WHAT IS ASKED
Collect each line of the entries that holds the string "nuove".

___ ENTRIES ___

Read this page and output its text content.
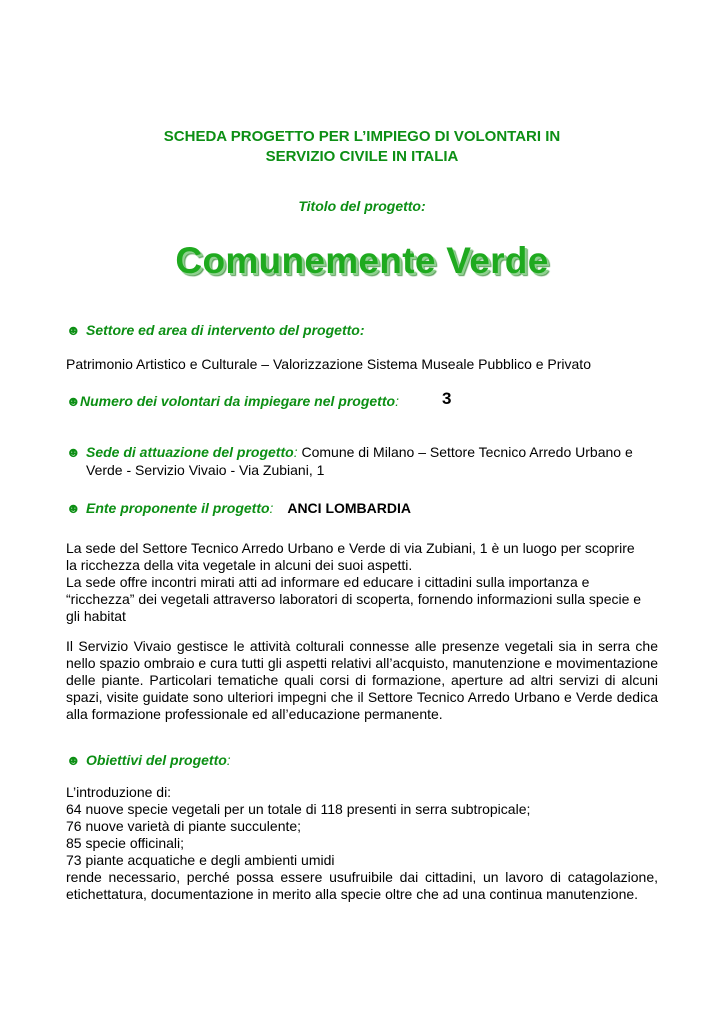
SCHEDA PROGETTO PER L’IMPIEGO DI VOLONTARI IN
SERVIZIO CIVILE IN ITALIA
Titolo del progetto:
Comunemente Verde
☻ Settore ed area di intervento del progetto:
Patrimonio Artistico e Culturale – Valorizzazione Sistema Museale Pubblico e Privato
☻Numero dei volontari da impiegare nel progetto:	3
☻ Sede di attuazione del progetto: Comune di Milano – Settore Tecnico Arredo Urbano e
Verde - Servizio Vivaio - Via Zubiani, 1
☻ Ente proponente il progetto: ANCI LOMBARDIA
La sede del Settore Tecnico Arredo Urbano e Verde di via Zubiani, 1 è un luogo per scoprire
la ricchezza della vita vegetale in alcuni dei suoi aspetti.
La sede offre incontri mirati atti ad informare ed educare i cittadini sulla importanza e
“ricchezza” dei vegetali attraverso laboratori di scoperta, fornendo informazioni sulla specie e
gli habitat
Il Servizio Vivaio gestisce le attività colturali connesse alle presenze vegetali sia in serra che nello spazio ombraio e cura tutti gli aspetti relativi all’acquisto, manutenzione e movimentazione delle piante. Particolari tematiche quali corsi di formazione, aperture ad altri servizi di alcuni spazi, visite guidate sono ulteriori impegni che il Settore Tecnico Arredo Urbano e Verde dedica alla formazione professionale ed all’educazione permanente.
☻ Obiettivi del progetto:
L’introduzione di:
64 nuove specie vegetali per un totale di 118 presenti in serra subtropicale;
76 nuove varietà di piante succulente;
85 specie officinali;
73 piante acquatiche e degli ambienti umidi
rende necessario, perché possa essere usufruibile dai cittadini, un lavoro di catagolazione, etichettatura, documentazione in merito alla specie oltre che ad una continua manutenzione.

___

THE COMPLETED TASK
64 nuove specie vegetali per un totale di 118 presenti in serra subtropicale;
76 nuove varietà di piante succulente;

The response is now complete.